_TO BE DONE_.
Reproduce each record below exactly as written.
** start MATERIAL PROVIDED **
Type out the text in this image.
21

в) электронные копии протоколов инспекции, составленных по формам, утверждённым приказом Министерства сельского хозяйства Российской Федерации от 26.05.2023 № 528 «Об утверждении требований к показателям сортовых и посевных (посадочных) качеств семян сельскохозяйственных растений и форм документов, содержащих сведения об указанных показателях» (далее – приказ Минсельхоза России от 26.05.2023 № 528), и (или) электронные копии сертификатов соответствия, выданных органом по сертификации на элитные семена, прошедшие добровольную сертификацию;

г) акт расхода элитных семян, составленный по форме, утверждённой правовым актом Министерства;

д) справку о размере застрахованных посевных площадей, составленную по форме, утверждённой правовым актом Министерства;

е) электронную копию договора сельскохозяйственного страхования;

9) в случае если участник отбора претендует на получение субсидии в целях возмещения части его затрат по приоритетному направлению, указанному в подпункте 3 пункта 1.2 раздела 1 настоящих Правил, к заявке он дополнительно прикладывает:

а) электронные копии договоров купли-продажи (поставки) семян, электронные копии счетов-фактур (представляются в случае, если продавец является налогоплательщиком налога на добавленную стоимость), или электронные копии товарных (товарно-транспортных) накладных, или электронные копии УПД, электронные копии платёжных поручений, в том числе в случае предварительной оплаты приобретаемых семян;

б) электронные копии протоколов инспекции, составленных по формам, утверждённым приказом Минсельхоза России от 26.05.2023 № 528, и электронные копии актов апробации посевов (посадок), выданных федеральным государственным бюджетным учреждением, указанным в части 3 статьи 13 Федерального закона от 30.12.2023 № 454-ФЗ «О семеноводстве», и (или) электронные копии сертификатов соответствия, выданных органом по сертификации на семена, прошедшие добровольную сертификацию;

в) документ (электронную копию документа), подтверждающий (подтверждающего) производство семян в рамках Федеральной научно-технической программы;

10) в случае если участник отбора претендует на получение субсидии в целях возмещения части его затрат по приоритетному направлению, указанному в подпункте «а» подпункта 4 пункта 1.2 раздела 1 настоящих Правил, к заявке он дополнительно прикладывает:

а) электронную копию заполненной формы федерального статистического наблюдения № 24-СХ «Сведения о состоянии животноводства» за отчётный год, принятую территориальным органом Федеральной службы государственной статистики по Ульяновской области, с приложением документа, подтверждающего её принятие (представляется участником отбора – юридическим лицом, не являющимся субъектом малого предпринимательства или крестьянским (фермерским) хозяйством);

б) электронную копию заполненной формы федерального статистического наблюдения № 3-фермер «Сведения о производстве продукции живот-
** end MATERIAL PROVIDED **
_FINAL RESULT_.
Type out the text in this image.
21

в) электронные копии протоколов инспекции, составленных по формам, утверждённым приказом Министерства сельского хозяйства Российской Федерации от 26.05.2023 № 528 «Об утверждении требований к показателям сортовых и посевных (посадочных) качеств семян сельскохозяйственных растений и форм документов, содержащих сведения об указанных показателях» (далее – приказ Минсельхоза России от 26.05.2023 № 528), и (или) электронные копии сертификатов соответствия, выданных органом по сертификации на элитные семена, прошедшие добровольную сертификацию;

г) акт расхода элитных семян, составленный по форме, утверждённой правовым актом Министерства;

д) справку о размере застрахованных посевных площадей, составленную по форме, утверждённой правовым актом Министерства;

е) электронную копию договора сельскохозяйственного страхования;

9) в случае если участник отбора претендует на получение субсидии в целях возмещения части его затрат по приоритетному направлению, указанному в подпункте 3 пункта 1.2 раздела 1 настоящих Правил, к заявке он дополнительно прикладывает:

а) электронные копии договоров купли-продажи (поставки) семян, электронные копии счетов-фактур (представляются в случае, если продавец является налогоплательщиком налога на добавленную стоимость), или электронные копии товарных (товарно-транспортных) накладных, или электронные копии УПД, электронные копии платёжных поручений, в том числе в случае предварительной оплаты приобретаемых семян;

б) электронные копии протоколов инспекции, составленных по формам, утверждённым приказом Минсельхоза России от 26.05.2023 № 528, и электронные копии актов апробации посевов (посадок), выданных федеральным государственным бюджетным учреждением, указанным в части 3 статьи 13 Федерального закона от 30.12.2023 № 454-ФЗ «О семеноводстве», и (или) электронные копии сертификатов соответствия, выданных органом по сертификации на семена, прошедшие добровольную сертификацию;

в) документ (электронную копию документа), подтверждающий (подтверждающего) производство семян в рамках Федеральной научно-технической программы;

10) в случае если участник отбора претендует на получение субсидии в целях возмещения части его затрат по приоритетному направлению, указанному в подпункте «а» подпункта 4 пункта 1.2 раздела 1 настоящих Правил, к заявке он дополнительно прикладывает:

а) электронную копию заполненной формы федерального статистического наблюдения № 24-СХ «Сведения о состоянии животноводства» за отчётный год, принятую территориальным органом Федеральной службы государственной статистики по Ульяновской области, с приложением документа, подтверждающего её принятие (представляется участником отбора – юридическим лицом, не являющимся субъектом малого предпринимательства или крестьянским (фермерским) хозяйством);

б) электронную копию заполненной формы федерального статистического наблюдения № 3-фермер «Сведения о производстве продукции живот-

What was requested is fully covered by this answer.